Below are the records. Count the lines containing the string "this", and reply with the number alone.

___ GIVEN DATA ___

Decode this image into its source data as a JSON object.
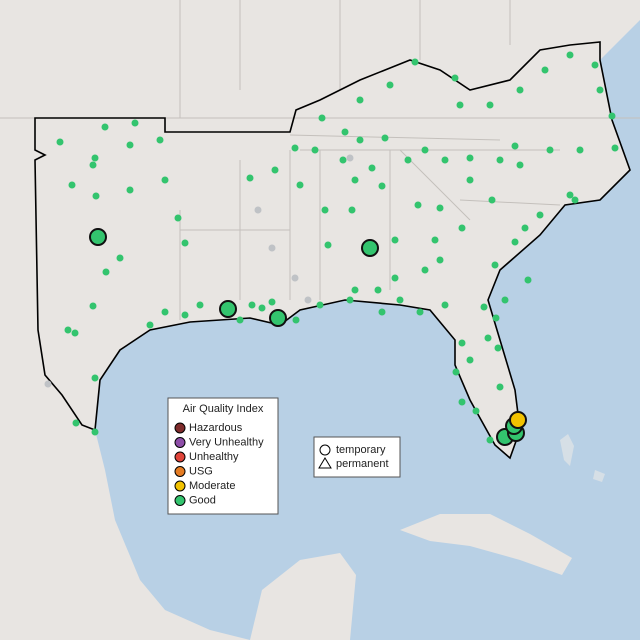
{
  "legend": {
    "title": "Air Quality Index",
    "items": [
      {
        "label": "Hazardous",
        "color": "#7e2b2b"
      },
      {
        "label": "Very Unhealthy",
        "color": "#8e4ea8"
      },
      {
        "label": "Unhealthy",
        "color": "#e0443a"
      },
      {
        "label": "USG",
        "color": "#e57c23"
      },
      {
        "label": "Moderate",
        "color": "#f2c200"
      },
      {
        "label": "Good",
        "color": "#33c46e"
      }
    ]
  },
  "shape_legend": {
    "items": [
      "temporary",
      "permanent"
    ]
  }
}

___
___ GIVEN DATA ___

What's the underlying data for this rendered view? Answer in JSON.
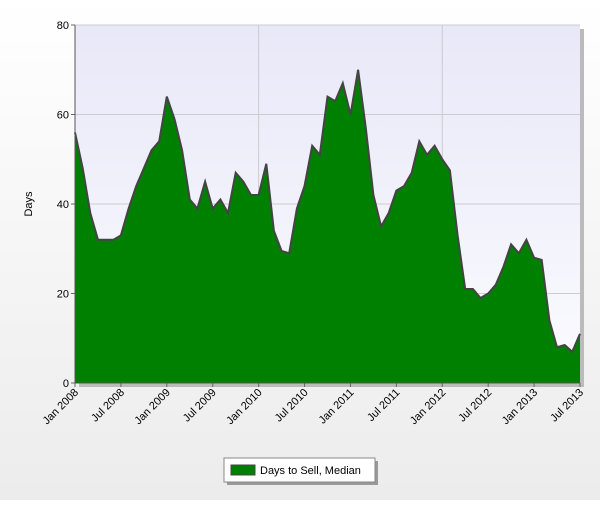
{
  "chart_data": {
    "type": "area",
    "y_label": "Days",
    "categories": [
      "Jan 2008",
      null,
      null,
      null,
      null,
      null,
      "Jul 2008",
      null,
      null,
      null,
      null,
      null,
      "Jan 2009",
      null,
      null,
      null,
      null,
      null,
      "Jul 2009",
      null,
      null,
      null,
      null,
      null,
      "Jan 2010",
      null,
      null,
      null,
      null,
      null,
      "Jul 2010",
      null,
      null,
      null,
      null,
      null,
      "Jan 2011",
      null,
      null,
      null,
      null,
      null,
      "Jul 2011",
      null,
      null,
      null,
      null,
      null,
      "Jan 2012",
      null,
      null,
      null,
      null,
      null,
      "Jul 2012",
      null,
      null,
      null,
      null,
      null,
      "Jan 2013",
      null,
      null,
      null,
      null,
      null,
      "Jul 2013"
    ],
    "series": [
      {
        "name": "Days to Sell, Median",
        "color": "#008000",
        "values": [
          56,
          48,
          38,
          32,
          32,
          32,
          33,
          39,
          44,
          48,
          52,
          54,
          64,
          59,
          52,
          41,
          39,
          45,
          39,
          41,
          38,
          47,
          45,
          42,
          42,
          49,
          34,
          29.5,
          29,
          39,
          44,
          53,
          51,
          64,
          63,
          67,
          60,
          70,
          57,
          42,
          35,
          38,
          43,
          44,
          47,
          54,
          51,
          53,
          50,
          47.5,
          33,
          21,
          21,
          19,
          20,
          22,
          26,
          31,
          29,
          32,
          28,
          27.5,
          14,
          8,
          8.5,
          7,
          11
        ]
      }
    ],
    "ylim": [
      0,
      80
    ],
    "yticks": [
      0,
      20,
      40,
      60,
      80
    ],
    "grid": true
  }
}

___

**SOLUTION BELOW**
2